**Request**
Go through the entries below and write each one out exactly.

(Data records)

-------

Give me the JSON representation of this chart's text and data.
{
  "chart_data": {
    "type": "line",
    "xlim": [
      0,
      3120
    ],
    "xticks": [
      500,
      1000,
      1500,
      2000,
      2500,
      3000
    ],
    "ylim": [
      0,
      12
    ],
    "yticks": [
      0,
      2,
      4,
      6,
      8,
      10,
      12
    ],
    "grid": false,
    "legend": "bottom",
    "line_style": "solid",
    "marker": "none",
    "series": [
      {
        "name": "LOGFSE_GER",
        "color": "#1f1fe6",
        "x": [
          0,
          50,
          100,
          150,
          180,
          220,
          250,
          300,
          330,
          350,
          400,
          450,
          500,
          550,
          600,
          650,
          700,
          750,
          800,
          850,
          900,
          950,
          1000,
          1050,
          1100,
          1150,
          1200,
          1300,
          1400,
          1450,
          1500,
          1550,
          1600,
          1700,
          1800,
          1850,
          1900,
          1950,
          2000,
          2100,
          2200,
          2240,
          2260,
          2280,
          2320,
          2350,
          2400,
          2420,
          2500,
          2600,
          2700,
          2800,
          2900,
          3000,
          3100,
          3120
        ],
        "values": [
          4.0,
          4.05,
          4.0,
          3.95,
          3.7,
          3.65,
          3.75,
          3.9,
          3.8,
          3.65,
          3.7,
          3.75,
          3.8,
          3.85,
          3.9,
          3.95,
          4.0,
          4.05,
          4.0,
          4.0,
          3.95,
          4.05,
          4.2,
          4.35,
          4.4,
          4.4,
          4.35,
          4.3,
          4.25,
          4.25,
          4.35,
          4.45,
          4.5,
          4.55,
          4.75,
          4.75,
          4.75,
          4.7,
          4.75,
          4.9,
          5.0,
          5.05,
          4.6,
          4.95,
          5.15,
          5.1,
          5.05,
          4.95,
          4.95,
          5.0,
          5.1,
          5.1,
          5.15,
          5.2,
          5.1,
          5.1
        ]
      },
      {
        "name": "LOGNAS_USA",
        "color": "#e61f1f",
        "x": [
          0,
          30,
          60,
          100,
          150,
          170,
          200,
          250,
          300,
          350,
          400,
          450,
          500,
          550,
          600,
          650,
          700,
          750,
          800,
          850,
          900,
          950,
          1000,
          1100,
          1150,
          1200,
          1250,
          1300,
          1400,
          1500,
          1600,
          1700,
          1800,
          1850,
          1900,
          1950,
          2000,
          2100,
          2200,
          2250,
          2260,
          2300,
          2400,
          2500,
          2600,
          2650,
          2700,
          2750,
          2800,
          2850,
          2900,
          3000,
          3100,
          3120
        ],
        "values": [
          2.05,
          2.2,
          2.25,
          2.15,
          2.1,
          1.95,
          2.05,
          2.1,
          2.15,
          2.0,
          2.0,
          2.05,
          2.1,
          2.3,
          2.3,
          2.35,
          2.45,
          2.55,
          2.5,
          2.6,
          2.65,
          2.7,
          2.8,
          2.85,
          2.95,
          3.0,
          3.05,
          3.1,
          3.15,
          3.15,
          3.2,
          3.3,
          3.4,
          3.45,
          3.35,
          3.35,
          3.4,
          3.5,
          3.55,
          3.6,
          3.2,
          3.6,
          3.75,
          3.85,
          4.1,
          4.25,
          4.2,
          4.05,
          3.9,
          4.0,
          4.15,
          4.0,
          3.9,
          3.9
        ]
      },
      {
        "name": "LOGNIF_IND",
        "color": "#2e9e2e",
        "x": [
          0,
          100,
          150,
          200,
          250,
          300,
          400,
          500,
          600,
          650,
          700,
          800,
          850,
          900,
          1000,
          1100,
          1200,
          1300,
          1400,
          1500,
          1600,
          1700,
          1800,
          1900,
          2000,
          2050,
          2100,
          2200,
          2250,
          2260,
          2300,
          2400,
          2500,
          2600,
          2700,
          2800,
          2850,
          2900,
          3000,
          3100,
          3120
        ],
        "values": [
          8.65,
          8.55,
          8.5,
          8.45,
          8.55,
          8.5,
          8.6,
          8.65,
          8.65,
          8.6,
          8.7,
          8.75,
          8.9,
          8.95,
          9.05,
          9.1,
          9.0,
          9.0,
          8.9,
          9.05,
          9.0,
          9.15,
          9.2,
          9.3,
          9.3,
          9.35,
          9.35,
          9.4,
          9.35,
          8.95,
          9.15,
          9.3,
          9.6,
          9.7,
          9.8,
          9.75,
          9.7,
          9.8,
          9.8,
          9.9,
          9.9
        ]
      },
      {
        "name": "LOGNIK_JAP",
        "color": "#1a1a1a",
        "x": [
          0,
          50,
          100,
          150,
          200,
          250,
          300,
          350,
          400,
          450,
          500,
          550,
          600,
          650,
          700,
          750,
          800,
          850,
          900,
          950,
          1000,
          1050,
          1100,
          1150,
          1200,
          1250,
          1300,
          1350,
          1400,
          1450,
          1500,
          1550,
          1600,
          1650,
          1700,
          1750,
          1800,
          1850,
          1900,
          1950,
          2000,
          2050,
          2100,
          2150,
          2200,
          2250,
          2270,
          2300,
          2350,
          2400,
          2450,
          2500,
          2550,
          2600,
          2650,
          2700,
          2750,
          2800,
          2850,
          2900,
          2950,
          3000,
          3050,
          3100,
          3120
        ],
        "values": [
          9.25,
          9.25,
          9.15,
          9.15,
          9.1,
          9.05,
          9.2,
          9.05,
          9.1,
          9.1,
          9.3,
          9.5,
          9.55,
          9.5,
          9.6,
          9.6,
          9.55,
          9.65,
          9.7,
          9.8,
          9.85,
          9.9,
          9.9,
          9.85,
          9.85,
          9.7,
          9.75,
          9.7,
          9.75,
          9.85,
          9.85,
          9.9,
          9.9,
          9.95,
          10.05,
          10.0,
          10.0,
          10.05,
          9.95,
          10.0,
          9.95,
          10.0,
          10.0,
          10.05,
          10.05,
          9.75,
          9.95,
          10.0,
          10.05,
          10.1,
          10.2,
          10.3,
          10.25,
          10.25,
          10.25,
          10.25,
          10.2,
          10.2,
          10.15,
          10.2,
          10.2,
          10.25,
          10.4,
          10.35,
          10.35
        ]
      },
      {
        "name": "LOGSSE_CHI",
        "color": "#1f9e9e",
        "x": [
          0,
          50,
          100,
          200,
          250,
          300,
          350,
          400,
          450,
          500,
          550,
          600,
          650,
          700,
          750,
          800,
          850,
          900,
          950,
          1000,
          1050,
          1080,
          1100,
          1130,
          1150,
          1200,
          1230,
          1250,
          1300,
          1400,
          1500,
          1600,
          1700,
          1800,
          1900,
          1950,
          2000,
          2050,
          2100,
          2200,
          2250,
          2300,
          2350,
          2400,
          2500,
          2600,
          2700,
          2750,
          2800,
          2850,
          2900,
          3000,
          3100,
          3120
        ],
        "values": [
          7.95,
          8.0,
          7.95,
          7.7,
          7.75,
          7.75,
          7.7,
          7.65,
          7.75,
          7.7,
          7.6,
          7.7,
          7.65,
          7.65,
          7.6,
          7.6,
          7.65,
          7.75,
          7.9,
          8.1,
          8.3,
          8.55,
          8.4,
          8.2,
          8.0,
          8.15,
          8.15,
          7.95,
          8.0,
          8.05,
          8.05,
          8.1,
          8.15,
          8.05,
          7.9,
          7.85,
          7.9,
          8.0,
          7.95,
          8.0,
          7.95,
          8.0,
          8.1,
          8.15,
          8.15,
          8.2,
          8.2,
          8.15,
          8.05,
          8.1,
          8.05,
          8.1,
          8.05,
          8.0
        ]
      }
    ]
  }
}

-------

**Exercise answer**
Give me the JSON representation of this chart's text and data.
{
  "chart_data": {
    "type": "line",
    "xlim": [
      0,
      3120
    ],
    "xticks": [
      500,
      1000,
      1500,
      2000,
      2500,
      3000
    ],
    "ylim": [
      0,
      12
    ],
    "yticks": [
      0,
      2,
      4,
      6,
      8,
      10,
      12
    ],
    "grid": false,
    "legend": "bottom",
    "line_style": "solid",
    "marker": "none",
    "series": [
      {
        "name": "LOGFSE_GER",
        "color": "#1f1fe6",
        "x": [
          0,
          50,
          100,
          150,
          180,
          220,
          250,
          300,
          330,
          350,
          400,
          450,
          500,
          550,
          600,
          650,
          700,
          750,
          800,
          850,
          900,
          950,
          1000,
          1050,
          1100,
          1150,
          1200,
          1300,
          1400,
          1450,
          1500,
          1550,
          1600,
          1700,
          1800,
          1850,
          1900,
          1950,
          2000,
          2100,
          2200,
          2240,
          2260,
          2280,
          2320,
          2350,
          2400,
          2420,
          2500,
          2600,
          2700,
          2800,
          2900,
          3000,
          3100,
          3120
        ],
        "values": [
          4.0,
          4.05,
          4.0,
          3.95,
          3.7,
          3.65,
          3.75,
          3.9,
          3.8,
          3.65,
          3.7,
          3.75,
          3.8,
          3.85,
          3.9,
          3.95,
          4.0,
          4.05,
          4.0,
          4.0,
          3.95,
          4.05,
          4.2,
          4.35,
          4.4,
          4.4,
          4.35,
          4.3,
          4.25,
          4.25,
          4.35,
          4.45,
          4.5,
          4.55,
          4.75,
          4.75,
          4.75,
          4.7,
          4.75,
          4.9,
          5.0,
          5.05,
          4.6,
          4.95,
          5.15,
          5.1,
          5.05,
          4.95,
          4.95,
          5.0,
          5.1,
          5.1,
          5.15,
          5.2,
          5.1,
          5.1
        ]
      },
      {
        "name": "LOGNAS_USA",
        "color": "#e61f1f",
        "x": [
          0,
          30,
          60,
          100,
          150,
          170,
          200,
          250,
          300,
          350,
          400,
          450,
          500,
          550,
          600,
          650,
          700,
          750,
          800,
          850,
          900,
          950,
          1000,
          1100,
          1150,
          1200,
          1250,
          1300,
          1400,
          1500,
          1600,
          1700,
          1800,
          1850,
          1900,
          1950,
          2000,
          2100,
          2200,
          2250,
          2260,
          2300,
          2400,
          2500,
          2600,
          2650,
          2700,
          2750,
          2800,
          2850,
          2900,
          3000,
          3100,
          3120
        ],
        "values": [
          2.05,
          2.2,
          2.25,
          2.15,
          2.1,
          1.95,
          2.05,
          2.1,
          2.15,
          2.0,
          2.0,
          2.05,
          2.1,
          2.3,
          2.3,
          2.35,
          2.45,
          2.55,
          2.5,
          2.6,
          2.65,
          2.7,
          2.8,
          2.85,
          2.95,
          3.0,
          3.05,
          3.1,
          3.15,
          3.15,
          3.2,
          3.3,
          3.4,
          3.45,
          3.35,
          3.35,
          3.4,
          3.5,
          3.55,
          3.6,
          3.2,
          3.6,
          3.75,
          3.85,
          4.1,
          4.25,
          4.2,
          4.05,
          3.9,
          4.0,
          4.15,
          4.0,
          3.9,
          3.9
        ]
      },
      {
        "name": "LOGNIF_IND",
        "color": "#2e9e2e",
        "x": [
          0,
          100,
          150,
          200,
          250,
          300,
          400,
          500,
          600,
          650,
          700,
          800,
          850,
          900,
          1000,
          1100,
          1200,
          1300,
          1400,
          1500,
          1600,
          1700,
          1800,
          1900,
          2000,
          2050,
          2100,
          2200,
          2250,
          2260,
          2300,
          2400,
          2500,
          2600,
          2700,
          2800,
          2850,
          2900,
          3000,
          3100,
          3120
        ],
        "values": [
          8.65,
          8.55,
          8.5,
          8.45,
          8.55,
          8.5,
          8.6,
          8.65,
          8.65,
          8.6,
          8.7,
          8.75,
          8.9,
          8.95,
          9.05,
          9.1,
          9.0,
          9.0,
          8.9,
          9.05,
          9.0,
          9.15,
          9.2,
          9.3,
          9.3,
          9.35,
          9.35,
          9.4,
          9.35,
          8.95,
          9.15,
          9.3,
          9.6,
          9.7,
          9.8,
          9.75,
          9.7,
          9.8,
          9.8,
          9.9,
          9.9
        ]
      },
      {
        "name": "LOGNIK_JAP",
        "color": "#1a1a1a",
        "x": [
          0,
          50,
          100,
          150,
          200,
          250,
          300,
          350,
          400,
          450,
          500,
          550,
          600,
          650,
          700,
          750,
          800,
          850,
          900,
          950,
          1000,
          1050,
          1100,
          1150,
          1200,
          1250,
          1300,
          1350,
          1400,
          1450,
          1500,
          1550,
          1600,
          1650,
          1700,
          1750,
          1800,
          1850,
          1900,
          1950,
          2000,
          2050,
          2100,
          2150,
          2200,
          2250,
          2270,
          2300,
          2350,
          2400,
          2450,
          2500,
          2550,
          2600,
          2650,
          2700,
          2750,
          2800,
          2850,
          2900,
          2950,
          3000,
          3050,
          3100,
          3120
        ],
        "values": [
          9.25,
          9.25,
          9.15,
          9.15,
          9.1,
          9.05,
          9.2,
          9.05,
          9.1,
          9.1,
          9.3,
          9.5,
          9.55,
          9.5,
          9.6,
          9.6,
          9.55,
          9.65,
          9.7,
          9.8,
          9.85,
          9.9,
          9.9,
          9.85,
          9.85,
          9.7,
          9.75,
          9.7,
          9.75,
          9.85,
          9.85,
          9.9,
          9.9,
          9.95,
          10.05,
          10.0,
          10.0,
          10.05,
          9.95,
          10.0,
          9.95,
          10.0,
          10.0,
          10.05,
          10.05,
          9.75,
          9.95,
          10.0,
          10.05,
          10.1,
          10.2,
          10.3,
          10.25,
          10.25,
          10.25,
          10.25,
          10.2,
          10.2,
          10.15,
          10.2,
          10.2,
          10.25,
          10.4,
          10.35,
          10.35
        ]
      },
      {
        "name": "LOGSSE_CHI",
        "color": "#1f9e9e",
        "x": [
          0,
          50,
          100,
          200,
          250,
          300,
          350,
          400,
          450,
          500,
          550,
          600,
          650,
          700,
          750,
          800,
          850,
          900,
          950,
          1000,
          1050,
          1080,
          1100,
          1130,
          1150,
          1200,
          1230,
          1250,
          1300,
          1400,
          1500,
          1600,
          1700,
          1800,
          1900,
          1950,
          2000,
          2050,
          2100,
          2200,
          2250,
          2300,
          2350,
          2400,
          2500,
          2600,
          2700,
          2750,
          2800,
          2850,
          2900,
          3000,
          3100,
          3120
        ],
        "values": [
          7.95,
          8.0,
          7.95,
          7.7,
          7.75,
          7.75,
          7.7,
          7.65,
          7.75,
          7.7,
          7.6,
          7.7,
          7.65,
          7.65,
          7.6,
          7.6,
          7.65,
          7.75,
          7.9,
          8.1,
          8.3,
          8.55,
          8.4,
          8.2,
          8.0,
          8.15,
          8.15,
          7.95,
          8.0,
          8.05,
          8.05,
          8.1,
          8.15,
          8.05,
          7.9,
          7.85,
          7.9,
          8.0,
          7.95,
          8.0,
          7.95,
          8.0,
          8.1,
          8.15,
          8.15,
          8.2,
          8.2,
          8.15,
          8.05,
          8.1,
          8.05,
          8.1,
          8.05,
          8.0
        ]
      }
    ]
  }
}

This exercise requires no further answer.